- [Figure data in JSON]
::::
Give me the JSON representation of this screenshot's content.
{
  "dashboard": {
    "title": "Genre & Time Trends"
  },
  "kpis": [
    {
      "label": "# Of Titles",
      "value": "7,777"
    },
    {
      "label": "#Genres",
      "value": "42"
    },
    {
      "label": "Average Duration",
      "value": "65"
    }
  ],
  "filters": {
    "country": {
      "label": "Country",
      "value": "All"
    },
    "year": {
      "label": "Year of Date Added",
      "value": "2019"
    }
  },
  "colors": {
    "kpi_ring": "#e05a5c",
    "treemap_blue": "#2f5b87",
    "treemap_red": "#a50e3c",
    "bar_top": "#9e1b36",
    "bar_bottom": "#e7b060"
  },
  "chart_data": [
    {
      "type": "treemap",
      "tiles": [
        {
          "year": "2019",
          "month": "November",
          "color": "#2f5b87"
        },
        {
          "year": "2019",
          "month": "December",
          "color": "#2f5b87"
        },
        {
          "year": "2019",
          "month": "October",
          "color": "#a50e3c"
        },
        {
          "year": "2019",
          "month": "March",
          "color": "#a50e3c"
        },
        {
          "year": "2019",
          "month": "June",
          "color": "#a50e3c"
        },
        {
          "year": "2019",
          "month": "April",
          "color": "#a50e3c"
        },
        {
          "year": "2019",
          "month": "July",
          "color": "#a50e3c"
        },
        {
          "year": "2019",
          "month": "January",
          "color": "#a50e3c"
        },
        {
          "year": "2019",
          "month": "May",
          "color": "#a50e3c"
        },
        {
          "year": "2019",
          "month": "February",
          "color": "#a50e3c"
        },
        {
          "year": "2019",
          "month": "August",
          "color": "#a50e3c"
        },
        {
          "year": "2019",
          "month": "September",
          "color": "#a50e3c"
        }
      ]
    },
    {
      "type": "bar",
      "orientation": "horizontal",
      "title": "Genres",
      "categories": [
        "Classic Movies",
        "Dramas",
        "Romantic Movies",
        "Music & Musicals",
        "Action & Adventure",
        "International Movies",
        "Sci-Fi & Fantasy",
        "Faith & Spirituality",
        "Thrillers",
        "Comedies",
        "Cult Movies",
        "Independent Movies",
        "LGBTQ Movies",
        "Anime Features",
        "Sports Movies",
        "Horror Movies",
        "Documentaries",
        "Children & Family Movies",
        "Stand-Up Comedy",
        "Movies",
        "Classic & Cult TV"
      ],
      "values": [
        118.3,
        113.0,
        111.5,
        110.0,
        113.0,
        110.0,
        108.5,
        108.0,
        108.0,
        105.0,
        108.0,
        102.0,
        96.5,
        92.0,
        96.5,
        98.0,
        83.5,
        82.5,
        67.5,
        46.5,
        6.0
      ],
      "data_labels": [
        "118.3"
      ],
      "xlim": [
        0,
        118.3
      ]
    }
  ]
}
::::
- [Written instruction]
From the data above, copy out every line with the string "Movies" in it.

- [Expected output]
        "Classic Movies",
        "Romantic Movies",
        "International Movies",
        "Cult Movies",
        "Independent Movies",
        "LGBTQ Movies",
        "Sports Movies",
        "Horror Movies",
        "Children & Family Movies",
        "Movies",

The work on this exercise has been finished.